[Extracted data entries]
....................
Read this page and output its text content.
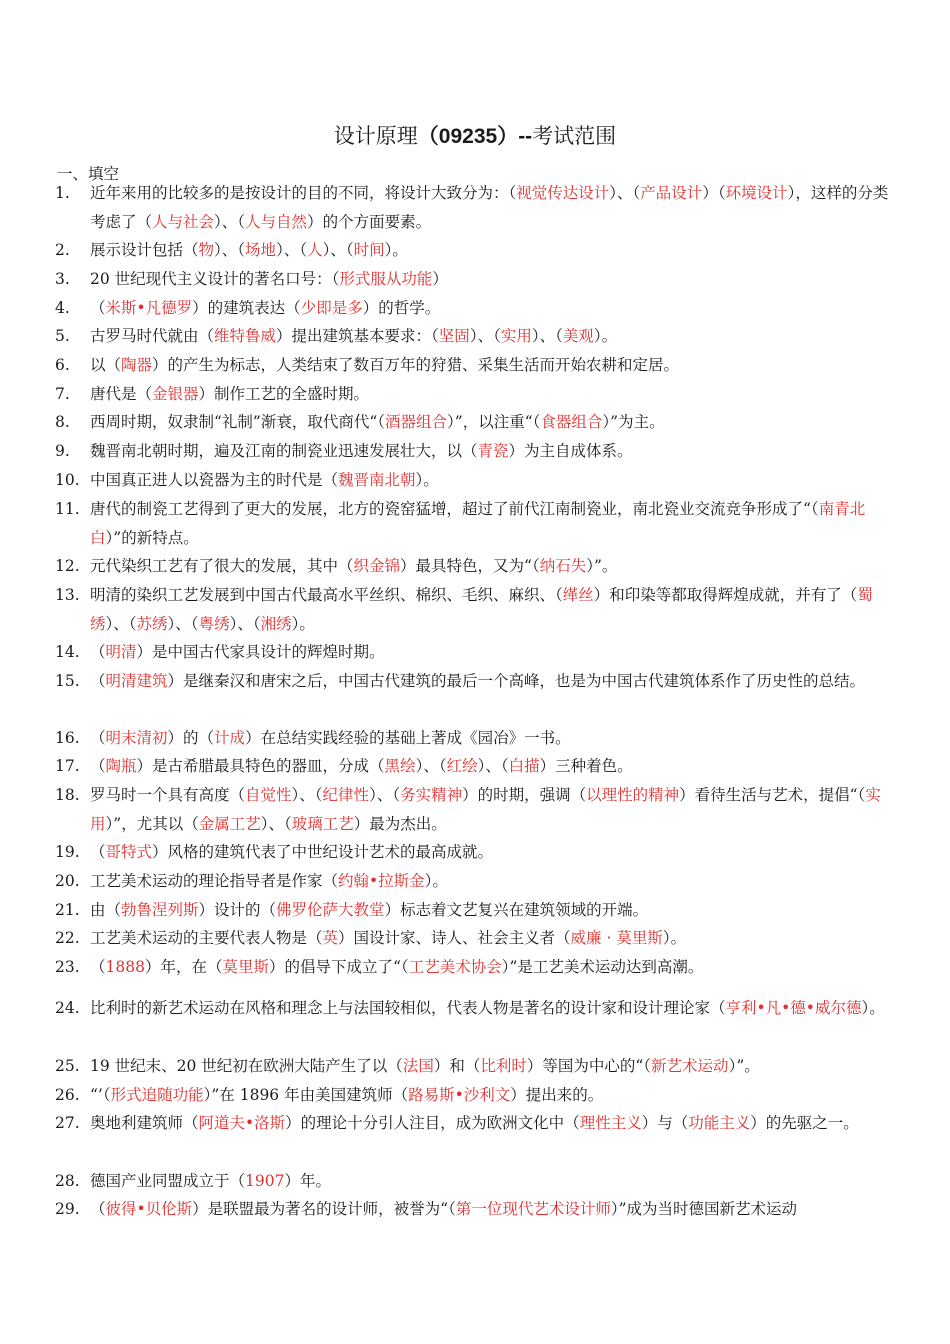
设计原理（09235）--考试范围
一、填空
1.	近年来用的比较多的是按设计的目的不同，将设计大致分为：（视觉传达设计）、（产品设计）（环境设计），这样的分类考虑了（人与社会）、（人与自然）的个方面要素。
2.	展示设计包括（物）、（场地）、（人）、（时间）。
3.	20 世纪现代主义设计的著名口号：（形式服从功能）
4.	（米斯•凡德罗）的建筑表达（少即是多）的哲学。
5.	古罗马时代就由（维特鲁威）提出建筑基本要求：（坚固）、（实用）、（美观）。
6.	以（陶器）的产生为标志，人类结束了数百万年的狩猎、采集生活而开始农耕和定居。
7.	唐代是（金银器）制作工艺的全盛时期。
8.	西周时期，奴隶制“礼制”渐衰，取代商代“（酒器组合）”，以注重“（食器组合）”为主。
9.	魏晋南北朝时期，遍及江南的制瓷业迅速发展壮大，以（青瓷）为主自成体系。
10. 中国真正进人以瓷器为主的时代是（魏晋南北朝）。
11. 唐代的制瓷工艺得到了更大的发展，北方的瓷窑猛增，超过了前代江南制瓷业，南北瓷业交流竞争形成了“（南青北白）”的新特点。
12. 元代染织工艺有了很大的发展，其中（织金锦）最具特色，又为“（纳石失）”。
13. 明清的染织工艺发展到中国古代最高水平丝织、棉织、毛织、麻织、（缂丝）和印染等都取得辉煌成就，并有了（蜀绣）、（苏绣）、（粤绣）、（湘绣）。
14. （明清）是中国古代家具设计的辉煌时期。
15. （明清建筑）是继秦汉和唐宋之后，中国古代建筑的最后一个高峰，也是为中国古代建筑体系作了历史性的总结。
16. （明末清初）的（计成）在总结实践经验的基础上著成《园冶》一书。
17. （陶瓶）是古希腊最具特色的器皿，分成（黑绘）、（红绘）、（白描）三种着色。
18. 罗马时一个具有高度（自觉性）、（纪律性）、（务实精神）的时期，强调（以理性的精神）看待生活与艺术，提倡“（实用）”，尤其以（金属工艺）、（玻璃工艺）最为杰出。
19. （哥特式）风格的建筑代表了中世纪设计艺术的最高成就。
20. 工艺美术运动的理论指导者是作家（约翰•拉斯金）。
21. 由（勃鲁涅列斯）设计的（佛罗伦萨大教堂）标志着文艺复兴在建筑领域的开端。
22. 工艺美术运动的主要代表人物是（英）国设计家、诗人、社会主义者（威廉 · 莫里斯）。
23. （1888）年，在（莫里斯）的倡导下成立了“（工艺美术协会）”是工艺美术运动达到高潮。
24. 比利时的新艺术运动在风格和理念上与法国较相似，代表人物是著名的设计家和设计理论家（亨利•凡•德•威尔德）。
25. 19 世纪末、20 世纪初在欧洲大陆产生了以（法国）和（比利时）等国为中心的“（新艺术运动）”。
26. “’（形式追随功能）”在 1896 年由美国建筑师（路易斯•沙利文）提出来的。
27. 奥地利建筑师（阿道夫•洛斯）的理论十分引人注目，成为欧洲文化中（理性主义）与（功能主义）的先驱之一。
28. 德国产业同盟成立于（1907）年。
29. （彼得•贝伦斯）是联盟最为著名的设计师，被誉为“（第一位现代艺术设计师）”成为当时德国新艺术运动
....................
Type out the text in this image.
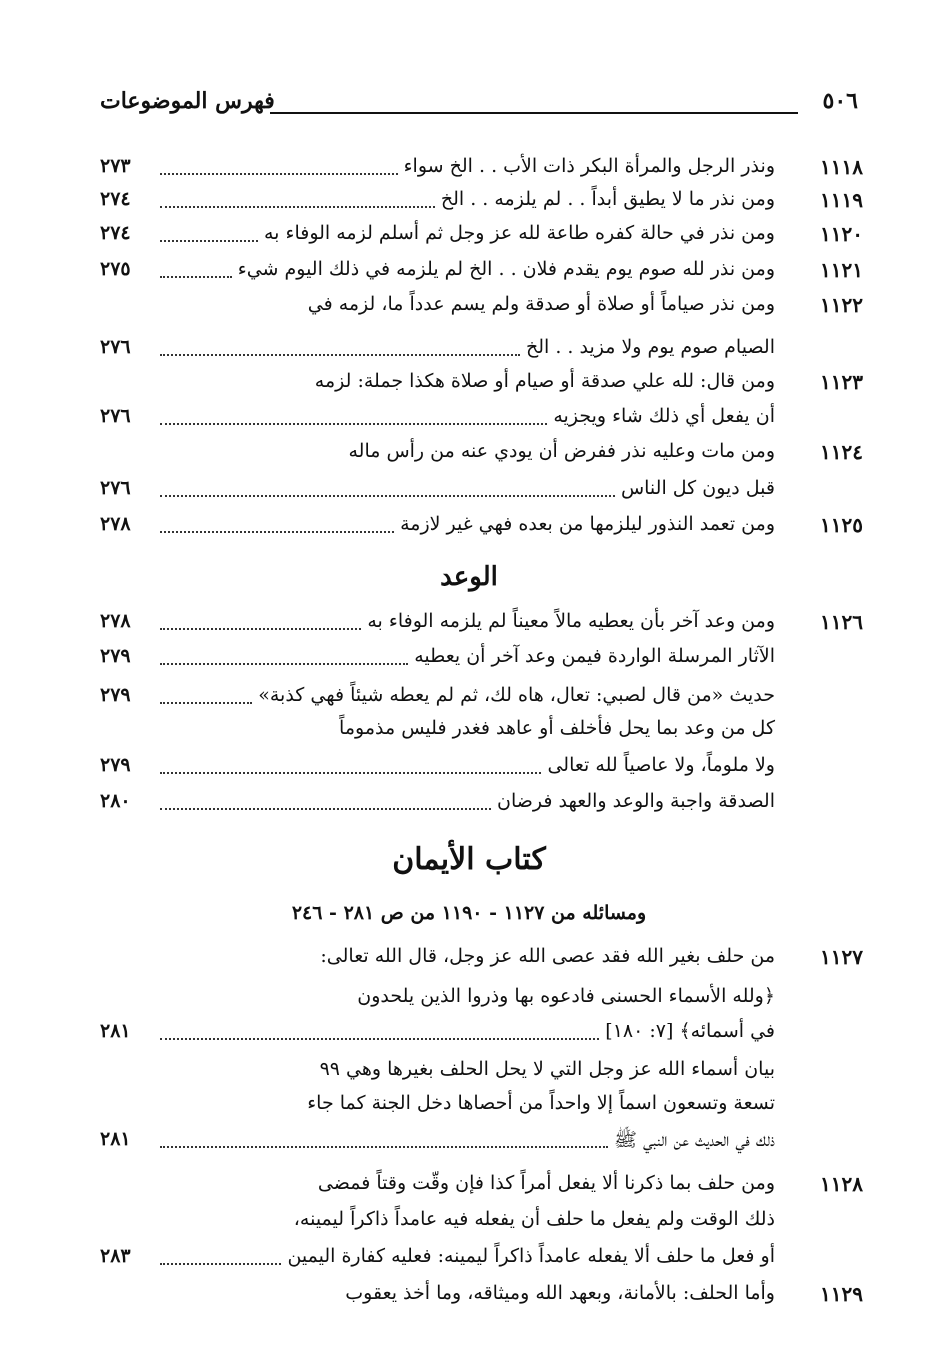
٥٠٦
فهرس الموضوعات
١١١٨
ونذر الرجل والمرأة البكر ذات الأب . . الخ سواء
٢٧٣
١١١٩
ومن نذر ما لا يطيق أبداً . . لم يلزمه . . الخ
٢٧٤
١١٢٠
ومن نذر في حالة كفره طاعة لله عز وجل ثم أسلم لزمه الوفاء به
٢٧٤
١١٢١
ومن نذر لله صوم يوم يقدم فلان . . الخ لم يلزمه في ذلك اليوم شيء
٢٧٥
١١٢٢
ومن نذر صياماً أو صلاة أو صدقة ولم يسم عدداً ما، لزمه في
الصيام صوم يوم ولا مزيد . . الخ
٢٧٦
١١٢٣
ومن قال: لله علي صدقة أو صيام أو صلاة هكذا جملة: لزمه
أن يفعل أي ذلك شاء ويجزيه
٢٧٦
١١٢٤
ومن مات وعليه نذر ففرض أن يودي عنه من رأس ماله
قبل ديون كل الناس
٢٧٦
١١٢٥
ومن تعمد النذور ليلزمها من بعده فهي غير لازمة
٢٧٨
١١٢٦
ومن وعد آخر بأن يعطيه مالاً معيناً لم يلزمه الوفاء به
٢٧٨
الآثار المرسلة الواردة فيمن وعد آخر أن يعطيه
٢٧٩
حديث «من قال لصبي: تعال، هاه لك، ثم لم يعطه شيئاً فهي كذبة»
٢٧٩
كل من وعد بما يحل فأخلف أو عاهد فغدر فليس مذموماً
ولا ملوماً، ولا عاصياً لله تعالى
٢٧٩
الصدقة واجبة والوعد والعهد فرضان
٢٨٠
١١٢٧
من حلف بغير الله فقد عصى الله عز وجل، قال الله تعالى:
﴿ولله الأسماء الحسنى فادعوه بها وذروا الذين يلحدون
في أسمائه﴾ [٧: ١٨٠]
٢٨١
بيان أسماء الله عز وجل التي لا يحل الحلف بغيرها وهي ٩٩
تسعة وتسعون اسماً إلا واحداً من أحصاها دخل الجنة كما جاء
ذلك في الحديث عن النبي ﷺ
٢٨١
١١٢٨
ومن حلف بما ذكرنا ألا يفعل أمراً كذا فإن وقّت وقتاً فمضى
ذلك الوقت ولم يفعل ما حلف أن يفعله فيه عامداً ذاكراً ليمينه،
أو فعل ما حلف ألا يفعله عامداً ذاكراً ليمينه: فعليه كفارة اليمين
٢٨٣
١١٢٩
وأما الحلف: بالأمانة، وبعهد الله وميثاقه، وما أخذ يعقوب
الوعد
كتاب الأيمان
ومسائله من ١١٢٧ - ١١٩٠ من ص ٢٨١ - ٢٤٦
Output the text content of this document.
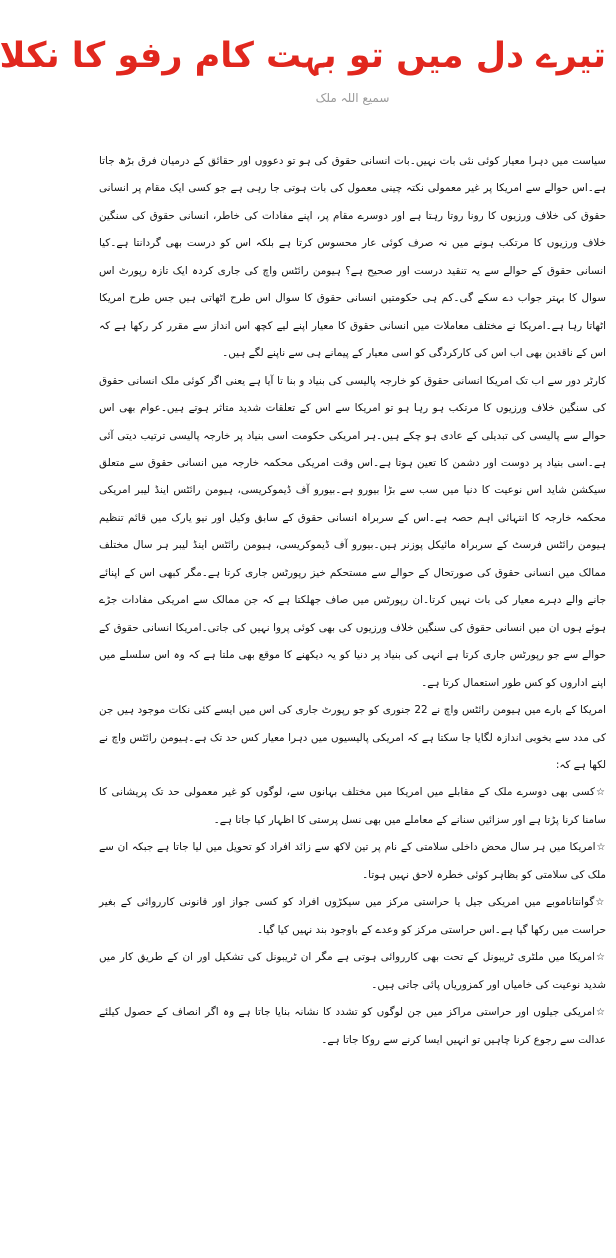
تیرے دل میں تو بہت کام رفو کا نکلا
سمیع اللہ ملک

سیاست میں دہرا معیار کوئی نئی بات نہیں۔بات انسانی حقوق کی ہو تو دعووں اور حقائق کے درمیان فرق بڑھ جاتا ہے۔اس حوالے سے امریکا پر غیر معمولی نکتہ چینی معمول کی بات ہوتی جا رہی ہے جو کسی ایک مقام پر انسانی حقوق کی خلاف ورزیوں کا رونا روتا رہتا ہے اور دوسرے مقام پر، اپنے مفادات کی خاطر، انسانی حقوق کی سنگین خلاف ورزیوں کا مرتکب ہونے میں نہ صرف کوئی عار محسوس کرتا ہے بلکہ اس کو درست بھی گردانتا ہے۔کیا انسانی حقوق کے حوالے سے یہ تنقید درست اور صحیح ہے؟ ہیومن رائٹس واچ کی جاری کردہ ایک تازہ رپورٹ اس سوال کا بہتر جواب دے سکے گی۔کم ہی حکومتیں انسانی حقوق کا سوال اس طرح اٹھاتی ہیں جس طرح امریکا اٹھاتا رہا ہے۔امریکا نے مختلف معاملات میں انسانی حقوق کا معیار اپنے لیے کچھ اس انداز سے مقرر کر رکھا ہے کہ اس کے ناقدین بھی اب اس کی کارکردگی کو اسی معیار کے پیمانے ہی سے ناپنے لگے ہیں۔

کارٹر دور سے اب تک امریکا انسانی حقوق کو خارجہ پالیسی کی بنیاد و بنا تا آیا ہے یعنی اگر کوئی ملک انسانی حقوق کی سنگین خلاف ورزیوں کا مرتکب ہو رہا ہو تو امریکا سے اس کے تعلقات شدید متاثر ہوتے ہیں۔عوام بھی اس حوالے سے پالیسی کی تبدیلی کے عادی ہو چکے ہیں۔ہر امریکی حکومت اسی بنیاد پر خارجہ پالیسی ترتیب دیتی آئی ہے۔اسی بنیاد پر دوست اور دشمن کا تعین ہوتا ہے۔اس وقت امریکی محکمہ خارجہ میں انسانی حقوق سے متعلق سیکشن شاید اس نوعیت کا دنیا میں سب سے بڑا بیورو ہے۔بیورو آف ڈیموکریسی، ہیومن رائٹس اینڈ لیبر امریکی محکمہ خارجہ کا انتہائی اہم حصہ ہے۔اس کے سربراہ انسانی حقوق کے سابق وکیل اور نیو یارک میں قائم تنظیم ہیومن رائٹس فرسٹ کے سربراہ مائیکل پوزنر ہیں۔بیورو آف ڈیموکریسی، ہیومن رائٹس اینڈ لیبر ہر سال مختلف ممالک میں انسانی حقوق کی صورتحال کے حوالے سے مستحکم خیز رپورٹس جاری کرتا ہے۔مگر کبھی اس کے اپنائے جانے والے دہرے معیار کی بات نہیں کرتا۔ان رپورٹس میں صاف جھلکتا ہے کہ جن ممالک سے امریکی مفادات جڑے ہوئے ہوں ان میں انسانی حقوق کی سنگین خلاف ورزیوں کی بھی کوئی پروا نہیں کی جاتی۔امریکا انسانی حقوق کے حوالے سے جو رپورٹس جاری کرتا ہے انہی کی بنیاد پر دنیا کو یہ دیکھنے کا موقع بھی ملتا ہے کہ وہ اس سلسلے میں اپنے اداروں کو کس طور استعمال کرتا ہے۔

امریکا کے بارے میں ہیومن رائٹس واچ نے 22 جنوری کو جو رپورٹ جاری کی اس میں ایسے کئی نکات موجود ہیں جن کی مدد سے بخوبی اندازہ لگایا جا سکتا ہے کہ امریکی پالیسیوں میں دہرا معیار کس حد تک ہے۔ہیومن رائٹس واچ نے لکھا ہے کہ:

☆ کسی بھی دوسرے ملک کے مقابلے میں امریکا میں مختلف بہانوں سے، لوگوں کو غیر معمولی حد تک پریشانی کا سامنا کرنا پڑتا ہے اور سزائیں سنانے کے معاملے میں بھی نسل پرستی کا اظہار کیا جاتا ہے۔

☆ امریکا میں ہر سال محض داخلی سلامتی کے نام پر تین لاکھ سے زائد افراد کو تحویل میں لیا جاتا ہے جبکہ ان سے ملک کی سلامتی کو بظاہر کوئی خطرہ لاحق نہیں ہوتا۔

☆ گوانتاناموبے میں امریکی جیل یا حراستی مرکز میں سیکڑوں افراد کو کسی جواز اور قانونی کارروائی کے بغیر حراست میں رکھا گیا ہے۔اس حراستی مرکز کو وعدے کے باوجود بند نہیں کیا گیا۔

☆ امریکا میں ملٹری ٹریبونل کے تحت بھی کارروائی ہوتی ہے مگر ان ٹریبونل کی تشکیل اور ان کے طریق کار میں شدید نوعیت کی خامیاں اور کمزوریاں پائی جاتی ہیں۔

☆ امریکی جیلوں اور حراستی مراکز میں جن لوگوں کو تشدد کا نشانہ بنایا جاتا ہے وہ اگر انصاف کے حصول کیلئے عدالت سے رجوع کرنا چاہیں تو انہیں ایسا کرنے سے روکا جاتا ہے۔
....................
INSTRUCTIONS TO FOLLOW: Scan the lines above for "content", then copy every one that has it.

ANSWER IN FULL:
Read this page and output its text content.
Output the text content of this document.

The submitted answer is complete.